Actions à mener:
A - Recopiez fidèlement un extrait du texte sur la pollution aux PFC : commencez aux mots « Un problème mondial » et arrêtez-vous après « s’inquiètent les chercheurs. ».
B - Rédigez la suite du texte sur la pollution aux PFC, à partir de sa dernière phrase.

Texte source:
Un problème mondial de santé publique
Selon le Pr Di Nisio et son équipe, le problème de la contamination aux FPC n’est pas nouvelle, mais elle a pris une ampleur inquiétante dans certaines régions d’Italie, notamment la Vénétie, qui comprend la province de Padoue, et qui est connue par la communauté scientifique comme l’une des régions au monde les plus fortement polluées par les FPC. La région de Dortrecht aux Pays-Bas, le district de Shandong en Chine et la vallée du Mid-Ohio en Virginie Occidentale sont aussi concernés.
"Alors que le premier rapport sur la contamination de l'eau par les PFC remonte à 1977, l'ampleur du problème est alarmante, car il affecte toute une génération de jeunes, à partir de 1978", s’inquiètent les chercheurs.
Le problème est d’autant plus grave que certains PFC continuent aujourd’hui d'être disponibles dans le commerce. C’est le cas du PFOS, présent dans le revêtement antiadhésif des poêles, mais aussi, par exemple, dans les tissus des moquettes en raison de ses propriétés antitache et hydrofuge. Par ailleurs, les scientifiques estiment que ces produits chimiques extrêmement stables constituent une menace durable pour l’environnement puisqu’ils pourraient survivre à la vie humaine sur Terre.

Entrées répertoriées:

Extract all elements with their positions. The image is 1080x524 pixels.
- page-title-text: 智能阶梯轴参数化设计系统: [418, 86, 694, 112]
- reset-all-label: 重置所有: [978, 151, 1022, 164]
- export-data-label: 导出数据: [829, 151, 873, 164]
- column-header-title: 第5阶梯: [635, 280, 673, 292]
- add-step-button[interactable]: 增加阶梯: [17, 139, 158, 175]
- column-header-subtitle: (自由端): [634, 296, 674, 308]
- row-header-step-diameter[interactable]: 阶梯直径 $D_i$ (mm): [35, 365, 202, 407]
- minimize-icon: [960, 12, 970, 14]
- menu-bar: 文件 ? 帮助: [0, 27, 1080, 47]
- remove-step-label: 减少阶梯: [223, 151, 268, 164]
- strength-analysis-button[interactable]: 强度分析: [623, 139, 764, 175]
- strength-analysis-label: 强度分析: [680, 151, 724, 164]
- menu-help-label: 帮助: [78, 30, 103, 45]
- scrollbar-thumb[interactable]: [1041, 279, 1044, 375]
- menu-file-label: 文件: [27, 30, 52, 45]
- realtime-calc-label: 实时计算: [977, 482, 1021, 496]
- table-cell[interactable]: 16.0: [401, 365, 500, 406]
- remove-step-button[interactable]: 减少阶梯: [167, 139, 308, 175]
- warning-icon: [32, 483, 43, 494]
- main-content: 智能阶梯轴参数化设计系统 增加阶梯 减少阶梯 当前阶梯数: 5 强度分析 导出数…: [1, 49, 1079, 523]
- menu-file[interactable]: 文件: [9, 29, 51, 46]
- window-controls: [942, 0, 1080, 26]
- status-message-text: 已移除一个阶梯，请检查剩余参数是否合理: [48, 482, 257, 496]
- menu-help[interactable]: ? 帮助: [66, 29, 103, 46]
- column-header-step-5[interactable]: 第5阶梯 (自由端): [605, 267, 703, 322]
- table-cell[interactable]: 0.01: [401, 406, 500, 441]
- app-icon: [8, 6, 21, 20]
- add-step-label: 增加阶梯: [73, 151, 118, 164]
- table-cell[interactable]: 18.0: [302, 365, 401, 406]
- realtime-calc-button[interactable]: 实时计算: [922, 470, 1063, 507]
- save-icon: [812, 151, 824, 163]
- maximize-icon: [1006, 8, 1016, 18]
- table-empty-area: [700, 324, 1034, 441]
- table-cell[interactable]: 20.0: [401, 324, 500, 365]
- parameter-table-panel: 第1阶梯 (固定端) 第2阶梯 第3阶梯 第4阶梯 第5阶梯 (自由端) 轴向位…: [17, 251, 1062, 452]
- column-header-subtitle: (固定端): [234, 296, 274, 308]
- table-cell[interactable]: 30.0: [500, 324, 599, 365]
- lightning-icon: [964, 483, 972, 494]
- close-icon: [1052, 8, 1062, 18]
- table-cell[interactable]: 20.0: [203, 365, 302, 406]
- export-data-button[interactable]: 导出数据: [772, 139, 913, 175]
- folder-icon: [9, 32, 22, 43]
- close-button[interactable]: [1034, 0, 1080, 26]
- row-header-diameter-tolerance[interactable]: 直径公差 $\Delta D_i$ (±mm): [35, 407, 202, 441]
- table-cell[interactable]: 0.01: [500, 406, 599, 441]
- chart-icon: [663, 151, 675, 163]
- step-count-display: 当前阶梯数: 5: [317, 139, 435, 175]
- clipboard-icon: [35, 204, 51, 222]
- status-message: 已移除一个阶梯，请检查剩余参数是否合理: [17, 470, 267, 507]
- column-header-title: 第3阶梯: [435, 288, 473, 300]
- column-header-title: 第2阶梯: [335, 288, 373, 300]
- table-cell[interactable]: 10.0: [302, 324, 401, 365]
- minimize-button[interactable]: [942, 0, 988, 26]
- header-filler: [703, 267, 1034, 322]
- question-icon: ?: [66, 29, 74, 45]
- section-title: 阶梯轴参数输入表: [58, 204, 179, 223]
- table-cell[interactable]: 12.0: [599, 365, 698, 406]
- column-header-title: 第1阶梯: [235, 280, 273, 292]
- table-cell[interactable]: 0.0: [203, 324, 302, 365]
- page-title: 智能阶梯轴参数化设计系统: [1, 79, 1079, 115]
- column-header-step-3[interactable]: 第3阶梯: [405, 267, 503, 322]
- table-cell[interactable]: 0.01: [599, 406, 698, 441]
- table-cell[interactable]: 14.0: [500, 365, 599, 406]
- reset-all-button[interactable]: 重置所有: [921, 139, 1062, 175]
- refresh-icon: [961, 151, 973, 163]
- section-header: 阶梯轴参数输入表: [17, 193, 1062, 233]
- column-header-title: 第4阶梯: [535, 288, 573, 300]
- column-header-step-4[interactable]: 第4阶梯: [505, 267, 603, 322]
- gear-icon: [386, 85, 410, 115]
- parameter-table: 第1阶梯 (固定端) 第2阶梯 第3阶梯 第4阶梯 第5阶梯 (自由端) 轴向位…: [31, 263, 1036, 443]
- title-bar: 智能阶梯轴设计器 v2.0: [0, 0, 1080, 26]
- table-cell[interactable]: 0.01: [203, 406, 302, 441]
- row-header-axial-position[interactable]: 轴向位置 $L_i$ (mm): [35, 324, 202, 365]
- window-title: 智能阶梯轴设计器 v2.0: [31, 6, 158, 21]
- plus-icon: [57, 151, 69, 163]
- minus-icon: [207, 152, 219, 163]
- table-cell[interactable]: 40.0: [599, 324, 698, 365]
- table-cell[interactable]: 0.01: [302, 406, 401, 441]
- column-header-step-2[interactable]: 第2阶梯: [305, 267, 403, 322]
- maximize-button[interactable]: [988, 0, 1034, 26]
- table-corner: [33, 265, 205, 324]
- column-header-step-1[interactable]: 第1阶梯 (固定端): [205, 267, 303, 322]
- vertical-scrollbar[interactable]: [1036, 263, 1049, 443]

Réponses numérotées:
A -
Un problème mondial de santé publique
Selon le Pr Di Nisio et son équipe, le problème de la contamination aux FPC n’est pas nouvelle, mais elle a pris une ampleur inquiétante dans certaines régions d’Italie, notamment la Vénétie, qui comprend la province de Padoue, et qui est connue par la communauté scientifique comme l’une des régions au monde les plus fortement polluées par les FPC. La région de Dortrecht aux Pays-Bas, le district de Shandong en Chine et la vallée du Mid-Ohio en Virginie Occidentale sont aussi concernés.
"Alors que le premier rapport sur la contamination de l'eau par les PFC remonte à 1977, l'ampleur du problème est alarmante, car il affecte toute une génération de jeunes, à partir de 1978", s’inquiètent les chercheurs.

B -
Que faire alors, pour se prémunir de ces PFC pourtant présents dans bon nombre de nos objets quotidiens ? Interrogé par le site IFLScience, le Pr Di Nisio n’est guère optimiste. "Au moins ici en Italie, il est très difficile de savoir si un produit contient ou non ces substances chimiques. Hormis dans le cas des produits où il est explicitement indiqué 'sans PFOA', je ne me sens pas en sécurité de toute façon, car il ne constitue qu'un seul des centaines de composés de PFC possibles, et tous peuvent être dangereux… Difficile d'éviter tout contact avec un PFC", conclut-il.